TASK DETAILS: Reproduce each line of the entries below word for word.

[START OF GIVEN RECORDS]

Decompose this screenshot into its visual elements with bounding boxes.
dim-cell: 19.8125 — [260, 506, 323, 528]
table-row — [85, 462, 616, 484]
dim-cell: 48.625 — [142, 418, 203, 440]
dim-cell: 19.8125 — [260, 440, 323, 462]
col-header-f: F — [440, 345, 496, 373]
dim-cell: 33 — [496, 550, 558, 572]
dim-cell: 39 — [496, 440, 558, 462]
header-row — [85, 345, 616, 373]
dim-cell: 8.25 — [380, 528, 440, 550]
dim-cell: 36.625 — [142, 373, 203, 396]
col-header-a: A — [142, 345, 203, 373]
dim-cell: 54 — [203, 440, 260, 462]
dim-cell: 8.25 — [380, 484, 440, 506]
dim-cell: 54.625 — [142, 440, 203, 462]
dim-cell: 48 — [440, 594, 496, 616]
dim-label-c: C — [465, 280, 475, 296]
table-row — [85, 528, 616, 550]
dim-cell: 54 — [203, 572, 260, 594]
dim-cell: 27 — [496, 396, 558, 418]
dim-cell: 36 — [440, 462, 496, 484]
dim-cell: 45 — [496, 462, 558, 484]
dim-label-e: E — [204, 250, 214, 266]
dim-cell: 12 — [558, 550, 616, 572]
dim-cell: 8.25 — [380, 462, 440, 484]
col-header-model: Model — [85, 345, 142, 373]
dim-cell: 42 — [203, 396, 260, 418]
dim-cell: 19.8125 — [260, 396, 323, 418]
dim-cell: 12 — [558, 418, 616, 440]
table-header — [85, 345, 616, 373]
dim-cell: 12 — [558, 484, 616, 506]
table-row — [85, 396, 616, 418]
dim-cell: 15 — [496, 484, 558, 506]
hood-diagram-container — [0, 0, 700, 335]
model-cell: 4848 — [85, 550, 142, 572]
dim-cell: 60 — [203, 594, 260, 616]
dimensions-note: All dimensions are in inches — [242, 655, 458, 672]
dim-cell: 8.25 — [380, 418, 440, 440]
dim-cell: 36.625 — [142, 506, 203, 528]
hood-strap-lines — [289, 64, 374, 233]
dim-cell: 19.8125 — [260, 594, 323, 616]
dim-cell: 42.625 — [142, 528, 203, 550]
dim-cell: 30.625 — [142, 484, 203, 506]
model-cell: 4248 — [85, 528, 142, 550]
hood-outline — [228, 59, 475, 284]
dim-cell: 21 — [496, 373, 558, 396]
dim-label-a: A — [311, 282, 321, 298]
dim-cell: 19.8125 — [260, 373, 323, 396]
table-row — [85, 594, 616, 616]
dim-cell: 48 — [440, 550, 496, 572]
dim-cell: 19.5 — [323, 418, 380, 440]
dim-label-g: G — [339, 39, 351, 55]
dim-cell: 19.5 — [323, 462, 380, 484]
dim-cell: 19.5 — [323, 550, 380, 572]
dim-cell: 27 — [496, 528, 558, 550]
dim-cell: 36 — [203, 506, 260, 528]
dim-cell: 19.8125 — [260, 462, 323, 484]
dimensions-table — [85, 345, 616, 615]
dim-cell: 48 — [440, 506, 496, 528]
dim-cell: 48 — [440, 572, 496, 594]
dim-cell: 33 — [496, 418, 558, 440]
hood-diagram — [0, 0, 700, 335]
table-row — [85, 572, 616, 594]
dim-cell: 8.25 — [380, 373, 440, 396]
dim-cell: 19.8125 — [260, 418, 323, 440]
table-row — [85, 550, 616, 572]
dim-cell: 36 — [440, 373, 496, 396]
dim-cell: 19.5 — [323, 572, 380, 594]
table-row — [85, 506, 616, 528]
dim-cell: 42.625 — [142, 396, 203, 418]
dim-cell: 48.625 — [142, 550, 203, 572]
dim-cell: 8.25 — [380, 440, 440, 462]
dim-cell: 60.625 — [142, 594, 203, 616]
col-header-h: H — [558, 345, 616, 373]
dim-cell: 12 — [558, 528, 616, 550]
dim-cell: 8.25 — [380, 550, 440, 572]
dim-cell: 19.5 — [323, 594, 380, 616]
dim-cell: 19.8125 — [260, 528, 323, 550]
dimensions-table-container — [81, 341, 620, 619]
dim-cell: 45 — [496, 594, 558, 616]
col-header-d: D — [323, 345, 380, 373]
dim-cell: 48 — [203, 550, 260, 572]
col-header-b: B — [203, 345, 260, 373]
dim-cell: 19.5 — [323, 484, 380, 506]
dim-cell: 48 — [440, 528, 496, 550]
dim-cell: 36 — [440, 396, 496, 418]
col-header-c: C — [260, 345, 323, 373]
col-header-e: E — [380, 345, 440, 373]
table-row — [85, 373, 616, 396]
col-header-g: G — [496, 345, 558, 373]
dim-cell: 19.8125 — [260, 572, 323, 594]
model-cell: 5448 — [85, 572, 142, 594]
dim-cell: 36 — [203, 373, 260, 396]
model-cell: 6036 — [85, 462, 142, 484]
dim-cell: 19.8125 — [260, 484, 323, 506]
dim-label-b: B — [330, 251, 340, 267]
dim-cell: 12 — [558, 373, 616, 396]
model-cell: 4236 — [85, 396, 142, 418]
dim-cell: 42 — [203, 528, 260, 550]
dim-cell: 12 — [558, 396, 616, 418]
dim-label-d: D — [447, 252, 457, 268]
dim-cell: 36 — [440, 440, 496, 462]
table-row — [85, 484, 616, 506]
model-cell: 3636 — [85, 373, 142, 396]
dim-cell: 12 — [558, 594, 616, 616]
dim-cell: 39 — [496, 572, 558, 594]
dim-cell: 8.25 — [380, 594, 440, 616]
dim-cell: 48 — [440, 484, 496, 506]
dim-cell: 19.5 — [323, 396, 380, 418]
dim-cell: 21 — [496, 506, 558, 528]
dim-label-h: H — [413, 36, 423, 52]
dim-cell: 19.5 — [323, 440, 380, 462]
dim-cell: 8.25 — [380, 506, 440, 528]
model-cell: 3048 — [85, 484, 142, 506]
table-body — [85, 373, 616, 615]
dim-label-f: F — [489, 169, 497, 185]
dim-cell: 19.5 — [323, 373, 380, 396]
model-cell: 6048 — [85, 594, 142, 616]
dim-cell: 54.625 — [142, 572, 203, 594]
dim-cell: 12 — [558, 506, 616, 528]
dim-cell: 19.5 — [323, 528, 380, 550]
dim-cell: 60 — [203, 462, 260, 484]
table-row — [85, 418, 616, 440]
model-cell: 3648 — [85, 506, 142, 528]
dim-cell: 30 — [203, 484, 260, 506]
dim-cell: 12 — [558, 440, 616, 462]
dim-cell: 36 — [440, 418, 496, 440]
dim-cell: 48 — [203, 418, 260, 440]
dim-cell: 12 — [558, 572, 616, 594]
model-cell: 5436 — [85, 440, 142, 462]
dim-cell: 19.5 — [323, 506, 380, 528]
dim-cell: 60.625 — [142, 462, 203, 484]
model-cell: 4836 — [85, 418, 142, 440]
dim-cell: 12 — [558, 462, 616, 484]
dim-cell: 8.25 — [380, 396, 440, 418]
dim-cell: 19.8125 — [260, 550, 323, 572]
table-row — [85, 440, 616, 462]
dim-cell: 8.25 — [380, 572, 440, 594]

[END OF GIVEN RECORDS]

FULL RESPONSE:
Decompose this screenshot into its visual elements with bounding boxes.
dim-cell: 19.8125 — [260, 506, 323, 528]
table-row — [85, 462, 616, 484]
dim-cell: 48.625 — [142, 418, 203, 440]
dim-cell: 19.8125 — [260, 440, 323, 462]
col-header-f: F — [440, 345, 496, 373]
dim-cell: 33 — [496, 550, 558, 572]
dim-cell: 39 — [496, 440, 558, 462]
header-row — [85, 345, 616, 373]
dim-cell: 8.25 — [380, 528, 440, 550]
dim-cell: 36.625 — [142, 373, 203, 396]
col-header-a: A — [142, 345, 203, 373]
dim-cell: 54 — [203, 440, 260, 462]
dim-cell: 8.25 — [380, 484, 440, 506]
dim-cell: 54.625 — [142, 440, 203, 462]
dim-cell: 48 — [440, 594, 496, 616]
dim-label-c: C — [465, 280, 475, 296]
table-row — [85, 528, 616, 550]
dim-cell: 54 — [203, 572, 260, 594]
dim-cell: 27 — [496, 396, 558, 418]
dim-cell: 36 — [440, 462, 496, 484]
dim-cell: 45 — [496, 462, 558, 484]
dim-label-e: E — [204, 250, 214, 266]
dim-cell: 12 — [558, 550, 616, 572]
dim-cell: 8.25 — [380, 462, 440, 484]
col-header-model: Model — [85, 345, 142, 373]
dim-cell: 42 — [203, 396, 260, 418]
dim-cell: 19.8125 — [260, 396, 323, 418]
dim-cell: 12 — [558, 418, 616, 440]
table-header — [85, 345, 616, 373]
dim-cell: 12 — [558, 484, 616, 506]
table-row — [85, 396, 616, 418]
dim-cell: 15 — [496, 484, 558, 506]
hood-diagram-container — [0, 0, 700, 335]
model-cell: 4848 — [85, 550, 142, 572]
dim-cell: 60 — [203, 594, 260, 616]
dimensions-note: All dimensions are in inches — [242, 655, 458, 672]
dim-cell: 8.25 — [380, 418, 440, 440]
dim-cell: 36.625 — [142, 506, 203, 528]
hood-strap-lines — [289, 64, 374, 233]
dim-cell: 19.8125 — [260, 594, 323, 616]
dim-cell: 42.625 — [142, 528, 203, 550]
dim-cell: 30.625 — [142, 484, 203, 506]
model-cell: 4248 — [85, 528, 142, 550]
hood-outline — [228, 59, 475, 284]
dim-cell: 21 — [496, 373, 558, 396]
dim-label-a: A — [311, 282, 321, 298]
dim-cell: 19.8125 — [260, 373, 323, 396]
table-row — [85, 594, 616, 616]
dim-cell: 48 — [440, 550, 496, 572]
dim-cell: 19.5 — [323, 418, 380, 440]
dim-label-g: G — [339, 39, 351, 55]
dim-cell: 19.5 — [323, 462, 380, 484]
dim-cell: 19.5 — [323, 550, 380, 572]
dim-cell: 27 — [496, 528, 558, 550]
dim-cell: 36 — [203, 506, 260, 528]
dim-cell: 19.8125 — [260, 462, 323, 484]
dimensions-table — [85, 345, 616, 615]
dim-cell: 48 — [440, 506, 496, 528]
dim-cell: 48 — [440, 572, 496, 594]
dim-cell: 33 — [496, 418, 558, 440]
hood-diagram — [0, 0, 700, 335]
table-row — [85, 572, 616, 594]
dim-cell: 8.25 — [380, 373, 440, 396]
dim-cell: 19.8125 — [260, 418, 323, 440]
table-row — [85, 550, 616, 572]
dim-cell: 36 — [440, 373, 496, 396]
dim-cell: 19.5 — [323, 572, 380, 594]
table-row — [85, 506, 616, 528]
dim-cell: 42.625 — [142, 396, 203, 418]
dim-cell: 48.625 — [142, 550, 203, 572]
dim-cell: 8.25 — [380, 440, 440, 462]
dim-cell: 60.625 — [142, 594, 203, 616]
col-header-h: H — [558, 345, 616, 373]
dim-cell: 12 — [558, 528, 616, 550]
dim-cell: 8.25 — [380, 550, 440, 572]
dim-cell: 19.5 — [323, 594, 380, 616]
dim-cell: 19.8125 — [260, 528, 323, 550]
dimensions-table-container — [81, 341, 620, 619]
dim-cell: 45 — [496, 594, 558, 616]
col-header-d: D — [323, 345, 380, 373]
dim-cell: 48 — [203, 550, 260, 572]
col-header-b: B — [203, 345, 260, 373]
dim-cell: 19.5 — [323, 484, 380, 506]
dim-cell: 48 — [440, 528, 496, 550]
dim-cell: 36 — [440, 396, 496, 418]
col-header-c: C — [260, 345, 323, 373]
col-header-e: E — [380, 345, 440, 373]
table-row — [85, 373, 616, 396]
col-header-g: G — [496, 345, 558, 373]
dim-cell: 19.8125 — [260, 572, 323, 594]
model-cell: 5448 — [85, 572, 142, 594]
dim-cell: 36 — [203, 373, 260, 396]
model-cell: 6036 — [85, 462, 142, 484]
dim-cell: 19.8125 — [260, 484, 323, 506]
dim-label-b: B — [330, 251, 340, 267]
dim-cell: 12 — [558, 373, 616, 396]
model-cell: 4236 — [85, 396, 142, 418]
dim-cell: 42 — [203, 528, 260, 550]
dim-cell: 12 — [558, 396, 616, 418]
dim-label-d: D — [447, 252, 457, 268]
dim-cell: 36 — [440, 440, 496, 462]
table-row — [85, 484, 616, 506]
model-cell: 3636 — [85, 373, 142, 396]
dim-cell: 12 — [558, 594, 616, 616]
dim-cell: 39 — [496, 572, 558, 594]
dim-cell: 8.25 — [380, 594, 440, 616]
dim-cell: 48 — [440, 484, 496, 506]
dim-cell: 19.5 — [323, 396, 380, 418]
dim-cell: 21 — [496, 506, 558, 528]
dim-label-h: H — [413, 36, 423, 52]
dim-cell: 19.5 — [323, 440, 380, 462]
dim-cell: 8.25 — [380, 506, 440, 528]
model-cell: 3048 — [85, 484, 142, 506]
table-body — [85, 373, 616, 615]
dim-label-f: F — [489, 169, 497, 185]
dim-cell: 19.5 — [323, 373, 380, 396]
model-cell: 6048 — [85, 594, 142, 616]
dim-cell: 54.625 — [142, 572, 203, 594]
dim-cell: 12 — [558, 506, 616, 528]
dim-cell: 19.5 — [323, 528, 380, 550]
dim-cell: 60 — [203, 462, 260, 484]
table-row — [85, 418, 616, 440]
model-cell: 3648 — [85, 506, 142, 528]
dim-cell: 30 — [203, 484, 260, 506]
dim-cell: 12 — [558, 440, 616, 462]
dim-cell: 36 — [440, 418, 496, 440]
dim-cell: 48 — [203, 418, 260, 440]
dim-cell: 12 — [558, 572, 616, 594]
model-cell: 5436 — [85, 440, 142, 462]
dim-cell: 19.5 — [323, 506, 380, 528]
dim-cell: 60.625 — [142, 462, 203, 484]
model-cell: 4836 — [85, 418, 142, 440]
dim-cell: 12 — [558, 462, 616, 484]
dim-cell: 8.25 — [380, 396, 440, 418]
dim-cell: 19.8125 — [260, 550, 323, 572]
table-row — [85, 440, 616, 462]
dim-cell: 8.25 — [380, 572, 440, 594]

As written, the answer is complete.